Task requirements ▸ Count the lines in the records below that contain the word "Principles", and give only that number.

Data shown ▸
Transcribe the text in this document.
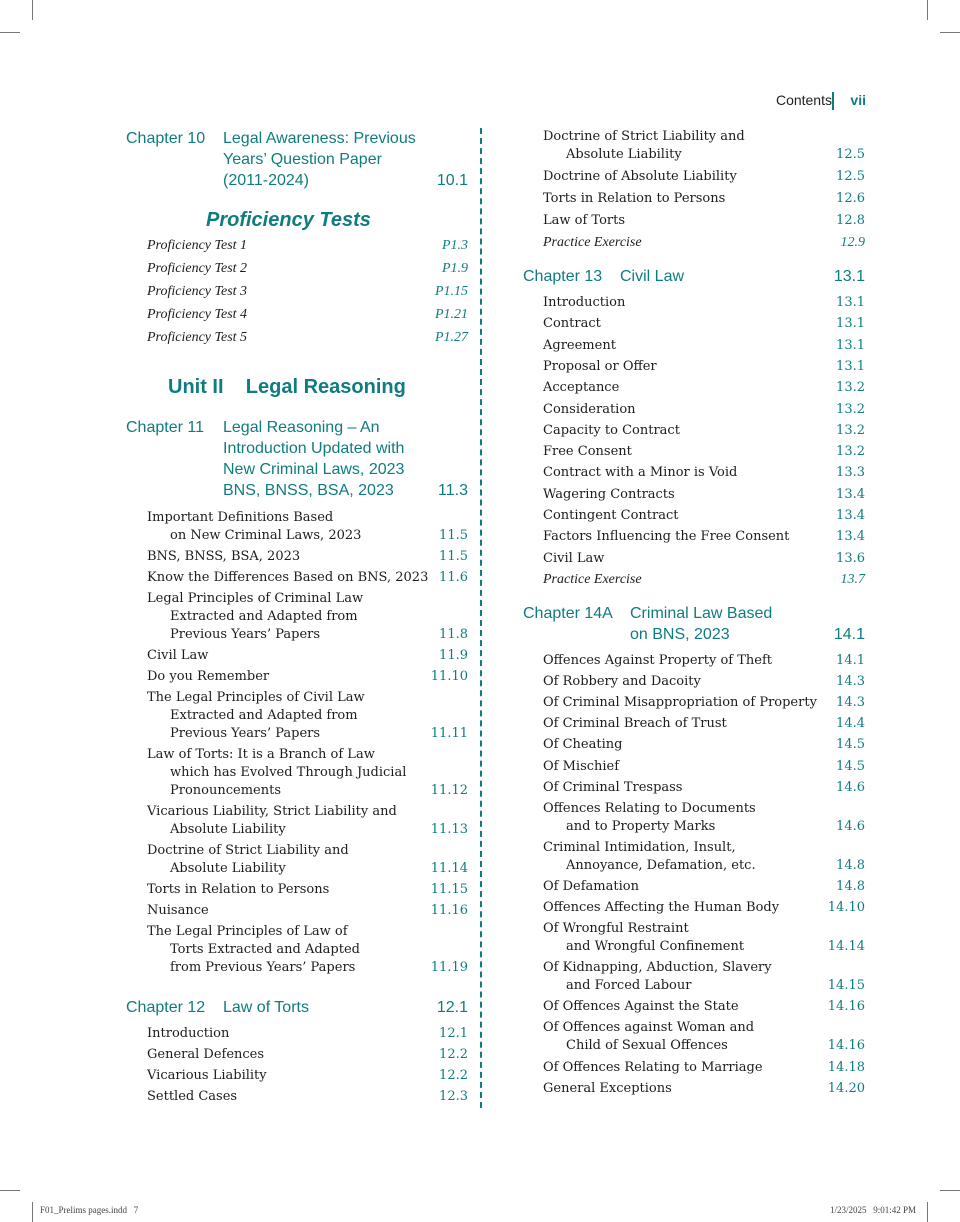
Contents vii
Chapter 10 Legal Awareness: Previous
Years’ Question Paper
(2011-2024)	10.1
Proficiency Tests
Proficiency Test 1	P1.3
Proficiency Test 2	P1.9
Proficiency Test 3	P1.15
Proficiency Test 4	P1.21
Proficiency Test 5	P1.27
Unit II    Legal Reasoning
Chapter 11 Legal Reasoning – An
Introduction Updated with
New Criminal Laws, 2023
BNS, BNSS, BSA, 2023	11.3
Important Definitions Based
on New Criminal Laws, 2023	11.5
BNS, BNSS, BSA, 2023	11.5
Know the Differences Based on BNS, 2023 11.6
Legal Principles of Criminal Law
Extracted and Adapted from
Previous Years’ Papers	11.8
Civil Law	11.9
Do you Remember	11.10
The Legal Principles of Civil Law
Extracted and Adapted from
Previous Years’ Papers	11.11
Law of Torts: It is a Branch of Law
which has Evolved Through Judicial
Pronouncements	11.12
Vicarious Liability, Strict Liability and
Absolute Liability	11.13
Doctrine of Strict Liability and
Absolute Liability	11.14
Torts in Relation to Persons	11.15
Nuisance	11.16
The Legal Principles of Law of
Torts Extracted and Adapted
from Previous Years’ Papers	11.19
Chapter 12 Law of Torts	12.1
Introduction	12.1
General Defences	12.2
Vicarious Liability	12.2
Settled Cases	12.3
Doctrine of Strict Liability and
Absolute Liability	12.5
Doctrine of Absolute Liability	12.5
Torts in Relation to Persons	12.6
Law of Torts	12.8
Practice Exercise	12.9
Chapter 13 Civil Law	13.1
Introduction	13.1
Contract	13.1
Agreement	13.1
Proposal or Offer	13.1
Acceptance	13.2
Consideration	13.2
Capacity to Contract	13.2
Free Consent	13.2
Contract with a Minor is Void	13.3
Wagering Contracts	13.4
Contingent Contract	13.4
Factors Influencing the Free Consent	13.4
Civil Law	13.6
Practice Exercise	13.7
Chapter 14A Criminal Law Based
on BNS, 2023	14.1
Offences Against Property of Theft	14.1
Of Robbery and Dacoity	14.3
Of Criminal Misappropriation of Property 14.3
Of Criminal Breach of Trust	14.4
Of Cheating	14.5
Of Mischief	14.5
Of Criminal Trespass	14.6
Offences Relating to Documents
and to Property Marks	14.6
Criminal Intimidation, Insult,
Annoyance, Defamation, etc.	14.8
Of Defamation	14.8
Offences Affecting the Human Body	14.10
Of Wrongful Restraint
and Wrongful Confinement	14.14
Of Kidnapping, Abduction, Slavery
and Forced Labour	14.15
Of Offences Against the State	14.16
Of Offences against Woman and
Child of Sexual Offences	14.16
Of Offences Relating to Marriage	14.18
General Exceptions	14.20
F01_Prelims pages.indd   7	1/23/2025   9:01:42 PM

Answer to this problem ▸ 3